-- START OF RECORD SET --
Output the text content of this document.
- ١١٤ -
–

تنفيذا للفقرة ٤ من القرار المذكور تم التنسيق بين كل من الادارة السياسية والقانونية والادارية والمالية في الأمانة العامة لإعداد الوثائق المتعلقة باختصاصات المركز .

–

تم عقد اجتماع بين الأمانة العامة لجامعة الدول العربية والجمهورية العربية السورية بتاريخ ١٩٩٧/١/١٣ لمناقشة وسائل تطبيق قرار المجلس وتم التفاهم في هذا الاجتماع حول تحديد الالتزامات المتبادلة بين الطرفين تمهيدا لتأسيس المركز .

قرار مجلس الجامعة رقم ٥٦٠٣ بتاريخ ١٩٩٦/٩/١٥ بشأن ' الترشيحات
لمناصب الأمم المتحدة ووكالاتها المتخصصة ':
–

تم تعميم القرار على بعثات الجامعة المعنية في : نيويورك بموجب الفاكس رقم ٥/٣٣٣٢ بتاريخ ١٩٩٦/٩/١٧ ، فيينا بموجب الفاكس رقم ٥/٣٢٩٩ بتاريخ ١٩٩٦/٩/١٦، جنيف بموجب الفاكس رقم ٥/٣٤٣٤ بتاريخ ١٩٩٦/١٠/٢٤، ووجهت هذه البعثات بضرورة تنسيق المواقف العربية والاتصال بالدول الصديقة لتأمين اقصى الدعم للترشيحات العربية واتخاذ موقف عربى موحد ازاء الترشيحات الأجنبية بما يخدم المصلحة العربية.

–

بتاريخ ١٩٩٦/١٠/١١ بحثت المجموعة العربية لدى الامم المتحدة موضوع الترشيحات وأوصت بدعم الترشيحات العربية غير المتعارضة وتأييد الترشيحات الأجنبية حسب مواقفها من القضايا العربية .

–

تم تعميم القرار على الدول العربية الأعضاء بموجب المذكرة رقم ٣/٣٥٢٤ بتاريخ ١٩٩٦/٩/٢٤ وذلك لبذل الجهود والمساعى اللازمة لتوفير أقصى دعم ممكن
-- END OF RECORD SET --
## WHAT TO PRODUCE
Please quote every record above exactly as it appears.

## FINAL RESULT
Output the text content of this document.
- ١١٤ -
–

تنفيذا للفقرة ٤ من القرار المذكور تم التنسيق بين كل من الادارة السياسية والقانونية والادارية والمالية في الأمانة العامة لإعداد الوثائق المتعلقة باختصاصات المركز .

–

تم عقد اجتماع بين الأمانة العامة لجامعة الدول العربية والجمهورية العربية السورية بتاريخ ١٩٩٧/١/١٣ لمناقشة وسائل تطبيق قرار المجلس وتم التفاهم في هذا الاجتماع حول تحديد الالتزامات المتبادلة بين الطرفين تمهيدا لتأسيس المركز .

قرار مجلس الجامعة رقم ٥٦٠٣ بتاريخ ١٩٩٦/٩/١٥ بشأن ' الترشيحات
لمناصب الأمم المتحدة ووكالاتها المتخصصة ':
–

تم تعميم القرار على بعثات الجامعة المعنية في : نيويورك بموجب الفاكس رقم ٥/٣٣٣٢ بتاريخ ١٩٩٦/٩/١٧ ، فيينا بموجب الفاكس رقم ٥/٣٢٩٩ بتاريخ ١٩٩٦/٩/١٦، جنيف بموجب الفاكس رقم ٥/٣٤٣٤ بتاريخ ١٩٩٦/١٠/٢٤، ووجهت هذه البعثات بضرورة تنسيق المواقف العربية والاتصال بالدول الصديقة لتأمين اقصى الدعم للترشيحات العربية واتخاذ موقف عربى موحد ازاء الترشيحات الأجنبية بما يخدم المصلحة العربية.

–

بتاريخ ١٩٩٦/١٠/١١ بحثت المجموعة العربية لدى الامم المتحدة موضوع الترشيحات وأوصت بدعم الترشيحات العربية غير المتعارضة وتأييد الترشيحات الأجنبية حسب مواقفها من القضايا العربية .

–

تم تعميم القرار على الدول العربية الأعضاء بموجب المذكرة رقم ٣/٣٥٢٤ بتاريخ ١٩٩٦/٩/٢٤ وذلك لبذل الجهود والمساعى اللازمة لتوفير أقصى دعم ممكن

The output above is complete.